(What you need to do)
Using the news item on ALS biomarkers below, decide whether each statement agrees with it. Answer yes or no for each, and quote the words from the text that settle it.
1. The biomarkers were found by researchers from the University of Pittsburgh and Massachusetts General Hospital.
2. Doctors currently have a specific test for ALS.
3. The ALS Association estimates that 5,600 people in the United States are diagnosed with ALS every year.

(Passage provided)
= = = = =

New Diagnostic Markers for ALS Found

Discovery will speed confirmation of Lou Gehrig's disease

MONDAY, April 19, 2004 (HealthDayNews) -- Researchers may have discovered a faster way to diagnose amyotrophic lateral sclerosis (ALS), the disease commonly known as Lou Gehrig's disease.

Researchers from the University of Pittsburgh and Massachusetts General Hospital found 10 protein biomarkers that are present in people who have recently been diagnosed with ALS that aren't present in people without the disease.

"Hopefully, down the road we can use the discovery of these biomarkers as a tool not only for diagnosing ALS, but also to find a drug or a combination of drugs to treat this disease," said study author Robert Bowser, an associate professor of pathology at the University of Pittsburgh School of Medicine.

Bowser presented the team's findings on April 18 at the Experimental Biology 2004 meeting in Washington, D.C.

ALS is a progressive disease that attacks nerve cells in the brain and spinal cord. It eventually leads to paralysis and death. The ALS Association estimates that 5,600 people in the United States are diagnosed with ALS every year.

Symptoms include weakness in the hands, arms or legs, often only on one side of the body. Tripping, dropping things, slurred speech, difficult projecting the voice and uncontrolled laughing or crying are also symptoms of ALS.

There's no cure for this disease, and the average survival after diagnosis is only three to five years, according to the ALS Association. There is only one drug available to treat the symptoms of Lou Gehrig's, and it's more effective if it's started early in the course of the disease.

Diagnosing ALS can be a difficult and time-consuming process. There is currently no specific test for ALS, so doctors must rule out many other disorders that share similar symptoms.

"There is an urgent need to find a faster and more reliable diagnostic process that will enable earlier treatment and improve chances that therapy will alter the course of ALS," Dr. Lucie Bruijn, science director and vice president of the ALS Association, said in a statement. The association is funding a larger study of the biomarkers.

= = = = =

(Supplied entries)
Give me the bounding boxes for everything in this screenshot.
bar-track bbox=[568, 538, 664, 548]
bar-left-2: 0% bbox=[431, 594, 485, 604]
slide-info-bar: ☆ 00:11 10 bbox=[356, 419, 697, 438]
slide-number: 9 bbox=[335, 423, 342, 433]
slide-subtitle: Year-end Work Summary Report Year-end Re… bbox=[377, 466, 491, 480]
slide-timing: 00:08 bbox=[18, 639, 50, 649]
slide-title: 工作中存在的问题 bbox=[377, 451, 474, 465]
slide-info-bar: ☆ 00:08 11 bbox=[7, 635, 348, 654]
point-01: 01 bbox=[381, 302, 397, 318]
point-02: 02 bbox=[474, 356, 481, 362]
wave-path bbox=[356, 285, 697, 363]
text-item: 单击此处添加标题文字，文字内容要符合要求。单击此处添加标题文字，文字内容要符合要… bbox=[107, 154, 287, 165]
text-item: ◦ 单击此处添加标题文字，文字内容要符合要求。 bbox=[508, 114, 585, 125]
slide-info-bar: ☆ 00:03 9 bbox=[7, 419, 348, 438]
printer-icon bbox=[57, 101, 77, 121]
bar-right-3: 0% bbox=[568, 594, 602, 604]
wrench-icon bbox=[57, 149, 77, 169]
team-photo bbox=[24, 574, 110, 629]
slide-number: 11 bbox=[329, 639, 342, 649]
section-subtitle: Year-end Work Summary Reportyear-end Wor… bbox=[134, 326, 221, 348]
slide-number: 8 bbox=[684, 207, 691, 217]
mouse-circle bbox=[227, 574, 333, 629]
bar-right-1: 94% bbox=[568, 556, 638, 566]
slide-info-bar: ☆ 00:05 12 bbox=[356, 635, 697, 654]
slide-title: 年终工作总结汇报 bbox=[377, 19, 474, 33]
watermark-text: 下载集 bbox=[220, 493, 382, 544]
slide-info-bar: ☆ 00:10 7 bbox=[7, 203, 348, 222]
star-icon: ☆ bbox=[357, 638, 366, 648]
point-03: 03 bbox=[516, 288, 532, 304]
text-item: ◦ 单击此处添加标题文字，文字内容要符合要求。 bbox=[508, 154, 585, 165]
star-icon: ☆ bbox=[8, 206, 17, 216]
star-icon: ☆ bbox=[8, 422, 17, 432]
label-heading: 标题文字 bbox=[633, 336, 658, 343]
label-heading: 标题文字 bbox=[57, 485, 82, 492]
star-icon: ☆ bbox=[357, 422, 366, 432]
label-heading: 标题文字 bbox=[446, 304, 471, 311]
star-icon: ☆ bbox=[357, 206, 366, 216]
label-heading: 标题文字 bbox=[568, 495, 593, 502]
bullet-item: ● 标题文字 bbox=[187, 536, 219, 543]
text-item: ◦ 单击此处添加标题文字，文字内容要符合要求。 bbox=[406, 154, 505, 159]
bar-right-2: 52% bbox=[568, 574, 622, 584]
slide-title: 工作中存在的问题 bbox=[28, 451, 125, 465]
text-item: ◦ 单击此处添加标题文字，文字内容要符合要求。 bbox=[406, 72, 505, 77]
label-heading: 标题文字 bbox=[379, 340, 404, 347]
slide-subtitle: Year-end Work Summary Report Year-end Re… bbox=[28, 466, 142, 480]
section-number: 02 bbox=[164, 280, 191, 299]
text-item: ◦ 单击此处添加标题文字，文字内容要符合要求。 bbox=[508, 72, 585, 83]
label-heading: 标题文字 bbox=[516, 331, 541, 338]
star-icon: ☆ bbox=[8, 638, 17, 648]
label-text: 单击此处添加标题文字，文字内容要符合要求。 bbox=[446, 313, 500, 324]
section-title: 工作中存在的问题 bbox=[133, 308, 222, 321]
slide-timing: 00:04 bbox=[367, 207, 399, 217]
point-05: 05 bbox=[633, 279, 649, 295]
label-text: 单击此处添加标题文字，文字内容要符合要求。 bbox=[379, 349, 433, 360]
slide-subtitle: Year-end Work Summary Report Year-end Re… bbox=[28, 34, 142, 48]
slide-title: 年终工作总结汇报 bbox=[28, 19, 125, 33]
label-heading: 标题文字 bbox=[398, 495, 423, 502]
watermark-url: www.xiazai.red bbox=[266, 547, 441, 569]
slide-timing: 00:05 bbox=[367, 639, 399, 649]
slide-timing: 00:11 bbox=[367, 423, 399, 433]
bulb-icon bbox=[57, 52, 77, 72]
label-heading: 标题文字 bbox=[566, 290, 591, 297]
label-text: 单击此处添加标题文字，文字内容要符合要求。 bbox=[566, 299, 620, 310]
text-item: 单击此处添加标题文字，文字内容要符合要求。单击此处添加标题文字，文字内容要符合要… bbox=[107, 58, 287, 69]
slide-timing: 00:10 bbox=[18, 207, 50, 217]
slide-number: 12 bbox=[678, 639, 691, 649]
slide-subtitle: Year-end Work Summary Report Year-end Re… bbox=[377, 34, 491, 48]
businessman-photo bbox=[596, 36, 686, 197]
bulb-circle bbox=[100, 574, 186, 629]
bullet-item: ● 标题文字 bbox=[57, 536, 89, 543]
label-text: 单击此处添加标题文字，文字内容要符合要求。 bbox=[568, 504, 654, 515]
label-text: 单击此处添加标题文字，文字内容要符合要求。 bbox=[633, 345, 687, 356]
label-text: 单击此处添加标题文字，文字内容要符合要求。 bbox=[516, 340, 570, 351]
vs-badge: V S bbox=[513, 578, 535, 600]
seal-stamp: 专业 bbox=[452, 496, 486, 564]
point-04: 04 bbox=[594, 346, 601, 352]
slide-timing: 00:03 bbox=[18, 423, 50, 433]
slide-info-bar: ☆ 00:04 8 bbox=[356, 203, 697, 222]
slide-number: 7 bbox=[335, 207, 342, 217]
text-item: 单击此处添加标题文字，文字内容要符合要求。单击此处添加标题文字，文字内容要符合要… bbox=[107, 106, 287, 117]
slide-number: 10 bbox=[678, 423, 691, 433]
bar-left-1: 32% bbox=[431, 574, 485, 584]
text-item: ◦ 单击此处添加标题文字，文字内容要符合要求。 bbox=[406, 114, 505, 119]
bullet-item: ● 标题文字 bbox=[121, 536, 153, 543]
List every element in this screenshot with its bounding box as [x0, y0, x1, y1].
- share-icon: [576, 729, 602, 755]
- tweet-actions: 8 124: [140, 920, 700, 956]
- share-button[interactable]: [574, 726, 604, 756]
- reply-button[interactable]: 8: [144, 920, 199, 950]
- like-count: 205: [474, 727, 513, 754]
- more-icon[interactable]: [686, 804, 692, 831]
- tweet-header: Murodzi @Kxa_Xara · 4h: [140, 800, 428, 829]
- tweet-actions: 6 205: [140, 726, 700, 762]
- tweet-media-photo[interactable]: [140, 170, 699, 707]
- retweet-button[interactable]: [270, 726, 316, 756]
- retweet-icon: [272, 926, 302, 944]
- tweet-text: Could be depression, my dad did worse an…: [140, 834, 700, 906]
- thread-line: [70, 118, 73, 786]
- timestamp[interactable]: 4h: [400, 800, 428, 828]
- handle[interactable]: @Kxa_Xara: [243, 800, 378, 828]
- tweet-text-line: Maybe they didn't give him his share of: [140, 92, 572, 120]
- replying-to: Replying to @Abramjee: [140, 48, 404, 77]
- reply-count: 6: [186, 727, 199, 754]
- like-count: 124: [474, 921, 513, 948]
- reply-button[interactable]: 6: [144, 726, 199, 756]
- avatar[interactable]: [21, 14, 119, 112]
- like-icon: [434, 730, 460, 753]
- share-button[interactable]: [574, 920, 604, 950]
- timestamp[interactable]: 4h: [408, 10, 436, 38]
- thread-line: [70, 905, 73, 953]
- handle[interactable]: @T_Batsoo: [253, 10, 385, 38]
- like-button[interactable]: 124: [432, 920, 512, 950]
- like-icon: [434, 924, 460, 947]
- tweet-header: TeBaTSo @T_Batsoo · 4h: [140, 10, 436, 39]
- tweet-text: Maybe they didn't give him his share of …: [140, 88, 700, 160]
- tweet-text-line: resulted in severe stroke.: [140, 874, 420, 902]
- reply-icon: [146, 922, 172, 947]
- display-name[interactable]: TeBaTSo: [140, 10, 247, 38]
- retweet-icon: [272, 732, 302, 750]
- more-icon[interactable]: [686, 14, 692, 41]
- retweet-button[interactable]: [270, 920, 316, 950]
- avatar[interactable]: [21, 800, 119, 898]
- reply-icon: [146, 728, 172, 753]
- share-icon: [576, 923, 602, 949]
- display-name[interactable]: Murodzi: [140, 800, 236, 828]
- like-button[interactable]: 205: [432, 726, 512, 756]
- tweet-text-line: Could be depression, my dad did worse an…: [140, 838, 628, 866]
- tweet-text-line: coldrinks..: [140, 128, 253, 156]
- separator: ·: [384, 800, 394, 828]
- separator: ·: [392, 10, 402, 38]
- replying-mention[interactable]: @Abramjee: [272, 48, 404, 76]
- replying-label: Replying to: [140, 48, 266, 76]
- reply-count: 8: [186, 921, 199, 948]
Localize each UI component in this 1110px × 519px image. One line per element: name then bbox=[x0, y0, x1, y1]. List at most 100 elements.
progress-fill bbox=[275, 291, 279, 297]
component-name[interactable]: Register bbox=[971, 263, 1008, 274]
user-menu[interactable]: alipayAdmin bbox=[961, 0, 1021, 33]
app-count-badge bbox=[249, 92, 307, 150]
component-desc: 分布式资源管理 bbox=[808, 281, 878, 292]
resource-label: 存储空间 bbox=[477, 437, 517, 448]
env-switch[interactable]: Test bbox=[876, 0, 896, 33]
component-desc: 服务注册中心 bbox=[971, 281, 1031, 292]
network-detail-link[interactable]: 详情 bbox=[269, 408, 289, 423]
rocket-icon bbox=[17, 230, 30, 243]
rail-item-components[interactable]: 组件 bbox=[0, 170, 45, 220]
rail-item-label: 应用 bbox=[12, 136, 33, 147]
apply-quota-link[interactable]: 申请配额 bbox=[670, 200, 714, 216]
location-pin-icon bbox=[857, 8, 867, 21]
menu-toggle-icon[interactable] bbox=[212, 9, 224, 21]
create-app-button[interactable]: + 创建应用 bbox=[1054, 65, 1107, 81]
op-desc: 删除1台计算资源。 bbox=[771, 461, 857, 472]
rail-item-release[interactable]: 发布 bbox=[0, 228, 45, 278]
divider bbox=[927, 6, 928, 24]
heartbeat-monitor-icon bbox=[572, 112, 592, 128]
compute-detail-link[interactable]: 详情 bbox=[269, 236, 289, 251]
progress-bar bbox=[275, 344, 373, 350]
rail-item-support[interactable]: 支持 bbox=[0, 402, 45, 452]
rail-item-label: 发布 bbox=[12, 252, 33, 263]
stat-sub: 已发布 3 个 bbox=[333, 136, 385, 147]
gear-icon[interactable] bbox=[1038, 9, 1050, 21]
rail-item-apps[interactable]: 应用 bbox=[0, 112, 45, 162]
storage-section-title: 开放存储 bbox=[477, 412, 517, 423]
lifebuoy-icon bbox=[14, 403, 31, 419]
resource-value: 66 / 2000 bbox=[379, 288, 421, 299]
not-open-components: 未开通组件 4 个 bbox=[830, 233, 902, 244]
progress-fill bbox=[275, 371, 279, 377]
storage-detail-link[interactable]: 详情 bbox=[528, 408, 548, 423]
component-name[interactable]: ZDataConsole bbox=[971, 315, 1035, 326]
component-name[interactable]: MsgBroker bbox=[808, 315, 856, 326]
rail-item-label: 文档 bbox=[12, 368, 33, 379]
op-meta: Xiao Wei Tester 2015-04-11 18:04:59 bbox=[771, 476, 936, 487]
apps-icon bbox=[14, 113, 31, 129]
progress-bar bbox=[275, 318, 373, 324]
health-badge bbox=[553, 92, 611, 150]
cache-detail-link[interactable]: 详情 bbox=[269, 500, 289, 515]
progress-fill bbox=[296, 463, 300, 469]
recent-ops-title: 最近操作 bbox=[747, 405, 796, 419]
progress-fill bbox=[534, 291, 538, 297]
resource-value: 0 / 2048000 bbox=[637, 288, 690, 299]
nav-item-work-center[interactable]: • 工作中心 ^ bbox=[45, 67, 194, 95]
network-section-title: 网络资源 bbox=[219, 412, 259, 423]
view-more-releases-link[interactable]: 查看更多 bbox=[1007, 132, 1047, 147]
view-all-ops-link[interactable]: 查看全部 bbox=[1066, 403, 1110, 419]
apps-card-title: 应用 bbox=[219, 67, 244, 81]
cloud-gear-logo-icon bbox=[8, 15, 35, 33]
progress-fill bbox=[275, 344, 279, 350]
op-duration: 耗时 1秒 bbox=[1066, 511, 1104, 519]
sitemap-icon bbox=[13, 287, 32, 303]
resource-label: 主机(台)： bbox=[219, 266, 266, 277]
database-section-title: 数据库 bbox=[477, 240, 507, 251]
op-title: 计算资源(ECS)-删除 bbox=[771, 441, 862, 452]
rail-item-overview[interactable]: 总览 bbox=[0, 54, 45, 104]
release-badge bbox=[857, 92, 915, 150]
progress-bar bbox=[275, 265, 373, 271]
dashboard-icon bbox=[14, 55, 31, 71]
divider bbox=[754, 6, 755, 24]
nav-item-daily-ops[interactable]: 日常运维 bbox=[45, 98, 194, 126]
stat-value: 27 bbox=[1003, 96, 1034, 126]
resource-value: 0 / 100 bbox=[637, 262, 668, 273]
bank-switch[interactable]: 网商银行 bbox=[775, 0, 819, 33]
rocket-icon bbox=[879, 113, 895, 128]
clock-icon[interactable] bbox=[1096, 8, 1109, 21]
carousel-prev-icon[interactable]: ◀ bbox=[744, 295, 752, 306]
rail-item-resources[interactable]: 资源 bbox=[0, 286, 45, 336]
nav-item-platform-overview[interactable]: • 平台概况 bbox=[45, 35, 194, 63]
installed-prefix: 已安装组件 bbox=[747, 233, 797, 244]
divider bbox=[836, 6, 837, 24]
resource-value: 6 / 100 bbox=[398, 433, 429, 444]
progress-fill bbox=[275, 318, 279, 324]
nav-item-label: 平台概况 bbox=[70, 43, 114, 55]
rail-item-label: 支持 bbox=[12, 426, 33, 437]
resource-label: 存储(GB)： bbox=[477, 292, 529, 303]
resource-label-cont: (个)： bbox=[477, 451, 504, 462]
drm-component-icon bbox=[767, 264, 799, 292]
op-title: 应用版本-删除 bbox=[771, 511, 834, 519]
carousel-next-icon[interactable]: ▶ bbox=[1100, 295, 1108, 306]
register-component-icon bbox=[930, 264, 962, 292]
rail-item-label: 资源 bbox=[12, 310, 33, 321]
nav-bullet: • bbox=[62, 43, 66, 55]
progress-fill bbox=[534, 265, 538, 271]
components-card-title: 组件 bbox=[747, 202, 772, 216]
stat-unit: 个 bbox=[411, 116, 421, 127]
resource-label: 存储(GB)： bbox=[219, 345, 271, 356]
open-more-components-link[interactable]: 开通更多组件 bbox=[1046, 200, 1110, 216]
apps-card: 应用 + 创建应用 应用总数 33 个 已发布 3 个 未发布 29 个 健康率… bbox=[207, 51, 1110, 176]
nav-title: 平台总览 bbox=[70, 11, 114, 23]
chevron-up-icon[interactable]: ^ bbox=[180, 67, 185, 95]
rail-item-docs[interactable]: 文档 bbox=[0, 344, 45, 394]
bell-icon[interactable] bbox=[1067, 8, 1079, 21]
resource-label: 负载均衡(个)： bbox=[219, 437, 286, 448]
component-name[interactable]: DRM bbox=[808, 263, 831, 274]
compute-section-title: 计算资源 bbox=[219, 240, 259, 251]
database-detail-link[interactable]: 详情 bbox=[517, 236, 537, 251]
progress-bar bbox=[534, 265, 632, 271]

= = = = =

(Task output)
1. Yes: "Researchers from the University of Pittsburgh and Massachusetts General Hospital found 10 protein biomarkers"
2. No: "There is currently no specific test for ALS"
3. Yes: "The ALS Association estimates that 5,600 people in the United States are diagnosed with ALS every year."